- STATED PROBLEM -
Transcribe all the entries word for word, but omit the images.

Stored items
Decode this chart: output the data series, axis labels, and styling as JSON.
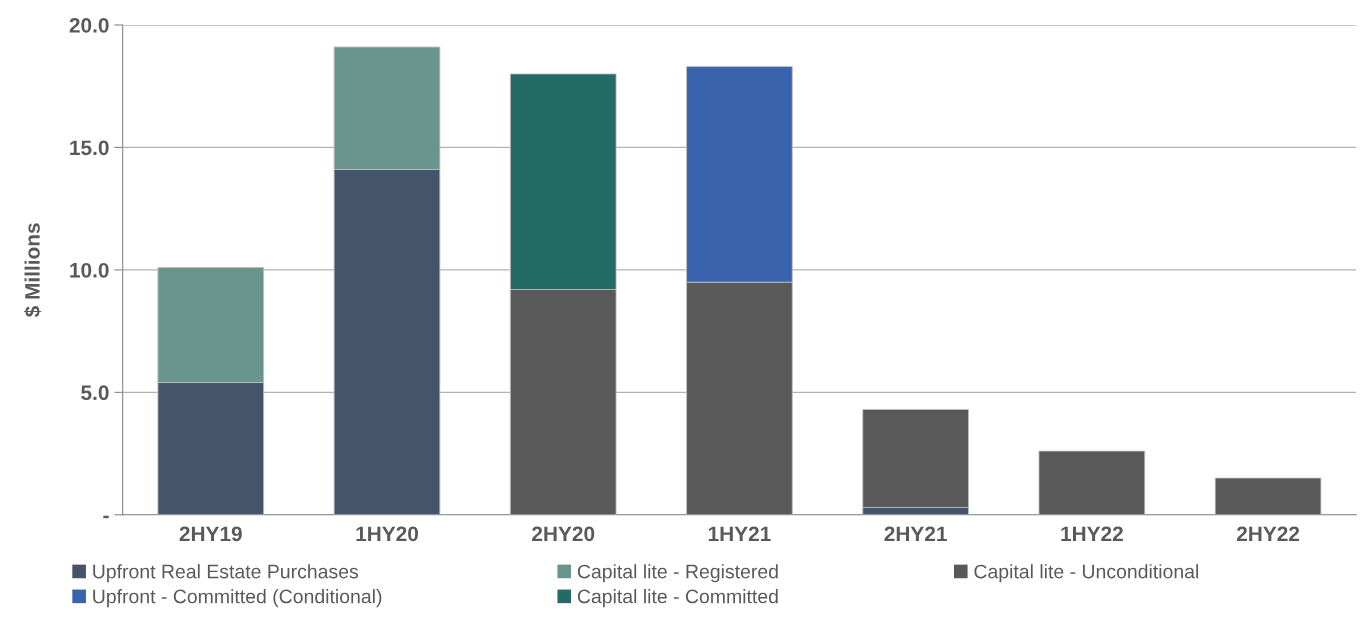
{
  "chart_data": {
    "type": "bar",
    "stacked": true,
    "ylabel": "$ Millions",
    "categories": [
      "2HY19",
      "1HY20",
      "2HY20",
      "1HY21",
      "2HY21",
      "1HY22",
      "2HY22"
    ],
    "series": [
      {
        "name": "Upfront Real Estate Purchases",
        "color": "#44546a",
        "values": [
          5.4,
          14.1,
          null,
          null,
          0.3,
          null,
          null
        ]
      },
      {
        "name": "Capital lite - Registered",
        "color": "#6a958f",
        "values": [
          4.7,
          5.0,
          null,
          null,
          null,
          null,
          null
        ]
      },
      {
        "name": "Capital lite - Unconditional",
        "color": "#595959",
        "values": [
          null,
          null,
          9.2,
          9.5,
          4.0,
          2.6,
          1.5
        ]
      },
      {
        "name": "Upfront - Committed (Conditional)",
        "color": "#3a63ad",
        "values": [
          null,
          null,
          null,
          8.8,
          null,
          null,
          null
        ]
      },
      {
        "name": "Capital lite - Committed",
        "color": "#246b67",
        "values": [
          null,
          null,
          8.8,
          null,
          null,
          null,
          null
        ]
      }
    ],
    "ylim": [
      0,
      20
    ],
    "yticks": [
      {
        "value": 0,
        "label": "-"
      },
      {
        "value": 5,
        "label": "5.0"
      },
      {
        "value": 10,
        "label": "10.0"
      },
      {
        "value": 15,
        "label": "15.0"
      },
      {
        "value": 20,
        "label": "20.0"
      }
    ],
    "grid": "y",
    "legend": "bottom"
  }
}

- CORRECT RESPONSE -
Decode this chart: output the data series, axis labels, and styling as JSON.
{
  "chart_data": {
    "type": "bar",
    "stacked": true,
    "ylabel": "$ Millions",
    "categories": [
      "2HY19",
      "1HY20",
      "2HY20",
      "1HY21",
      "2HY21",
      "1HY22",
      "2HY22"
    ],
    "series": [
      {
        "name": "Upfront Real Estate Purchases",
        "color": "#44546a",
        "values": [
          5.4,
          14.1,
          null,
          null,
          0.3,
          null,
          null
        ]
      },
      {
        "name": "Capital lite - Registered",
        "color": "#6a958f",
        "values": [
          4.7,
          5.0,
          null,
          null,
          null,
          null,
          null
        ]
      },
      {
        "name": "Capital lite - Unconditional",
        "color": "#595959",
        "values": [
          null,
          null,
          9.2,
          9.5,
          4.0,
          2.6,
          1.5
        ]
      },
      {
        "name": "Upfront - Committed (Conditional)",
        "color": "#3a63ad",
        "values": [
          null,
          null,
          null,
          8.8,
          null,
          null,
          null
        ]
      },
      {
        "name": "Capital lite - Committed",
        "color": "#246b67",
        "values": [
          null,
          null,
          8.8,
          null,
          null,
          null,
          null
        ]
      }
    ],
    "ylim": [
      0,
      20
    ],
    "yticks": [
      {
        "value": 0,
        "label": "-"
      },
      {
        "value": 5,
        "label": "5.0"
      },
      {
        "value": 10,
        "label": "10.0"
      },
      {
        "value": 15,
        "label": "15.0"
      },
      {
        "value": 20,
        "label": "20.0"
      }
    ],
    "grid": "y",
    "legend": "bottom"
  }
}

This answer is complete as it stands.